[WHAT YOU NEED TO DO] Produce the listing below again, exactly as shown.

[GIVEN ENTRIES]
# # # #
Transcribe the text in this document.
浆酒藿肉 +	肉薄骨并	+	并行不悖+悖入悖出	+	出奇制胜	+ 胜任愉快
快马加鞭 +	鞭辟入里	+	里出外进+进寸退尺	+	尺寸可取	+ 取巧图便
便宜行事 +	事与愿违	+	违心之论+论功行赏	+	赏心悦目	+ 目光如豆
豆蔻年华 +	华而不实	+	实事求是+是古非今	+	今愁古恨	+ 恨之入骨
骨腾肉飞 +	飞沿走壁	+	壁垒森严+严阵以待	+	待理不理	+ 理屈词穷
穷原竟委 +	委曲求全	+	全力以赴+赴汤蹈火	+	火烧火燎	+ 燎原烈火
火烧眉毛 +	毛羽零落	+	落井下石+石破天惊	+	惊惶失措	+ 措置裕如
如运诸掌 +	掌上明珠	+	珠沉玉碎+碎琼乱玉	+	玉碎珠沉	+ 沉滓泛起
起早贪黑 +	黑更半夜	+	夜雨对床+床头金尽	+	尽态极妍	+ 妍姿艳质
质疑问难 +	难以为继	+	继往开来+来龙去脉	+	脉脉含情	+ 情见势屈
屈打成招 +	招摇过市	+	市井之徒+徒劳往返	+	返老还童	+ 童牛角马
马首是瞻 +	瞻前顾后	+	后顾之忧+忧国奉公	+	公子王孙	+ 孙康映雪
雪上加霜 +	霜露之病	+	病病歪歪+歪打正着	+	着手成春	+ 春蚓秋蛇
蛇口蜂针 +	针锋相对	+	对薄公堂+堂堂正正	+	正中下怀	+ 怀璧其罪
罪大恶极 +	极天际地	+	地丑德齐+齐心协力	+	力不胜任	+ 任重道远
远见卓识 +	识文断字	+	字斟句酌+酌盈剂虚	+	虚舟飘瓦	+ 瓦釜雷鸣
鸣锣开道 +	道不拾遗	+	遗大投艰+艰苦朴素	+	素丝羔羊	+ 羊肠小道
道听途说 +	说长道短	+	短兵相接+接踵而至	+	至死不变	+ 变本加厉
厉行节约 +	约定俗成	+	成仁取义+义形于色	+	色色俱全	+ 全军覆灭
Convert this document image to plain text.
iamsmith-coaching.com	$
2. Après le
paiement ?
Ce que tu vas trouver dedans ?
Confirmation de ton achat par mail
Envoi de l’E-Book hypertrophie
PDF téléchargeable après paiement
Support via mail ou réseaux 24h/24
# # # #
[WRITTEN SOLUTION]
Transcribe the text in this document.
浆酒藿肉 +	肉薄骨并	+	并行不悖+悖入悖出	+	出奇制胜	+ 胜任愉快
快马加鞭 +	鞭辟入里	+	里出外进+进寸退尺	+	尺寸可取	+ 取巧图便
便宜行事 +	事与愿违	+	违心之论+论功行赏	+	赏心悦目	+ 目光如豆
豆蔻年华 +	华而不实	+	实事求是+是古非今	+	今愁古恨	+ 恨之入骨
骨腾肉飞 +	飞沿走壁	+	壁垒森严+严阵以待	+	待理不理	+ 理屈词穷
穷原竟委 +	委曲求全	+	全力以赴+赴汤蹈火	+	火烧火燎	+ 燎原烈火
火烧眉毛 +	毛羽零落	+	落井下石+石破天惊	+	惊惶失措	+ 措置裕如
如运诸掌 +	掌上明珠	+	珠沉玉碎+碎琼乱玉	+	玉碎珠沉	+ 沉滓泛起
起早贪黑 +	黑更半夜	+	夜雨对床+床头金尽	+	尽态极妍	+ 妍姿艳质
质疑问难 +	难以为继	+	继往开来+来龙去脉	+	脉脉含情	+ 情见势屈
屈打成招 +	招摇过市	+	市井之徒+徒劳往返	+	返老还童	+ 童牛角马
马首是瞻 +	瞻前顾后	+	后顾之忧+忧国奉公	+	公子王孙	+ 孙康映雪
雪上加霜 +	霜露之病	+	病病歪歪+歪打正着	+	着手成春	+ 春蚓秋蛇
蛇口蜂针 +	针锋相对	+	对薄公堂+堂堂正正	+	正中下怀	+ 怀璧其罪
罪大恶极 +	极天际地	+	地丑德齐+齐心协力	+	力不胜任	+ 任重道远
远见卓识 +	识文断字	+	字斟句酌+酌盈剂虚	+	虚舟飘瓦	+ 瓦釜雷鸣
鸣锣开道 +	道不拾遗	+	遗大投艰+艰苦朴素	+	素丝羔羊	+ 羊肠小道
道听途说 +	说长道短	+	短兵相接+接踵而至	+	至死不变	+ 变本加厉
厉行节约 +	约定俗成	+	成仁取义+义形于色	+	色色俱全	+ 全军覆灭
Convert this document image to plain text.
iamsmith-coaching.com	$
2. Après le
paiement ?
Ce que tu vas trouver dedans ?
Confirmation de ton achat par mail
Envoi de l’E-Book hypertrophie
PDF téléchargeable après paiement
Support via mail ou réseaux 24h/24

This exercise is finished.